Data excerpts
○ ○ ○ ○ ○

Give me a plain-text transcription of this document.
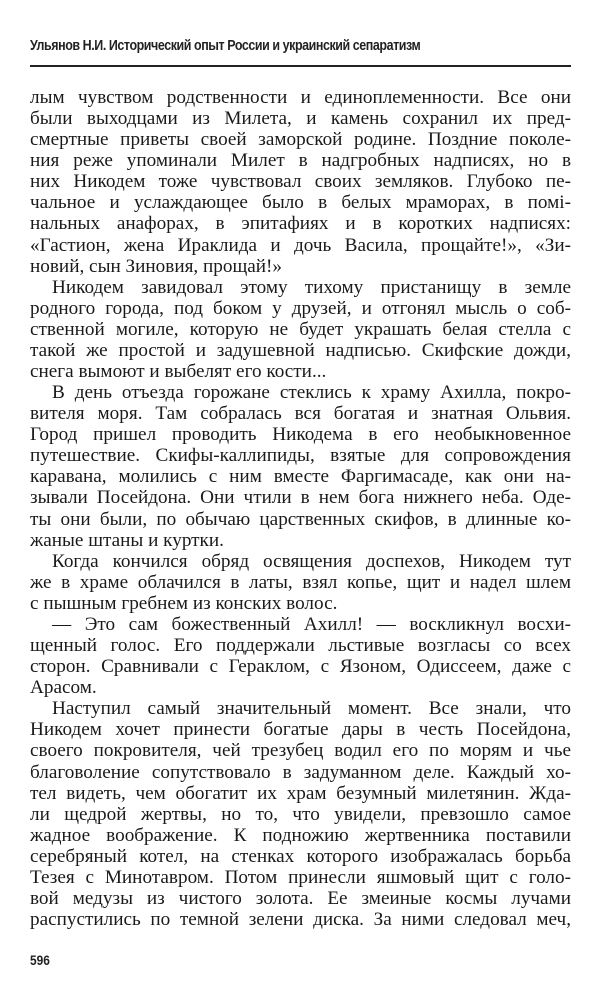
Ульянов Н.И. Исторический опыт России и украинский сепаратизм
лым чувством родственности и единоплеменности. Все они
были выходцами из Милета, и камень сохранил их пред-
смертные приветы своей заморской родине. Поздние поколе-
ния реже упоминали Милет в надгробных надписях, но в
них Никодем тоже чувствовал своих земляков. Глубоко пе-
чальное и услаждающее было в белых мраморах, в помі-
нальных анафорах, в эпитафиях и в коротких надписях:
«Гастион, жена Ираклида и дочь Васила, прощайте!», «Зи-
новий, сын Зиновия, прощай!»
Никодем завидовал этому тихому пристанищу в земле
родного города, под боком у друзей, и отгонял мысль о соб-
ственной могиле, которую не будет украшать белая стелла с
такой же простой и задушевной надписью. Скифские дожди,
снега вымоют и выбелят его кости...
В день отъезда горожане стеклись к храму Ахилла, покро-
вителя моря. Там собралась вся богатая и знатная Ольвия.
Город пришел проводить Никодема в его необыкновенное
путешествие. Скифы-каллипиды, взятые для сопровождения
каравана, молились с ним вместе Фаргимасаде, как они на-
зывали Посейдона. Они чтили в нем бога нижнего неба. Оде-
ты они были, по обычаю царственных скифов, в длинные ко-
жаные штаны и куртки.
Когда кончился обряд освящения доспехов, Никодем тут
же в храме облачился в латы, взял копье, щит и надел шлем
с пышным гребнем из конских волос.
— Это сам божественный Ахилл! — воскликнул восхи-
щенный голос. Его поддержали льстивые возгласы со всех
сторон. Сравнивали с Гераклом, с Язоном, Одиссеем, даже с
Арасом.
Наступил самый значительный момент. Все знали, что
Никодем хочет принести богатые дары в честь Посейдона,
своего покровителя, чей трезубец водил его по морям и чье
благоволение сопутствовало в задуманном деле. Каждый хо-
тел видеть, чем обогатит их храм безумный милетянин. Жда-
ли щедрой жертвы, но то, что увидели, превзошло самое
жадное воображение. К подножию жертвенника поставили
серебряный котел, на стенках которого изображалась борьба
Тезея с Минотавром. Потом принесли яшмовый щит с голо-
вой медузы из чистого золота. Ее змеиные космы лучами
распустились по темной зелени диска. За ними следовал меч,
596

○ ○ ○ ○ ○

TASK PROMPT: Pick out, from the lines above, every one that contains the string "были".

ANSWER BELOW:
были выходцами из Милета, и камень сохранил их пред-
ты они были, по обычаю царственных скифов, в длинные ко-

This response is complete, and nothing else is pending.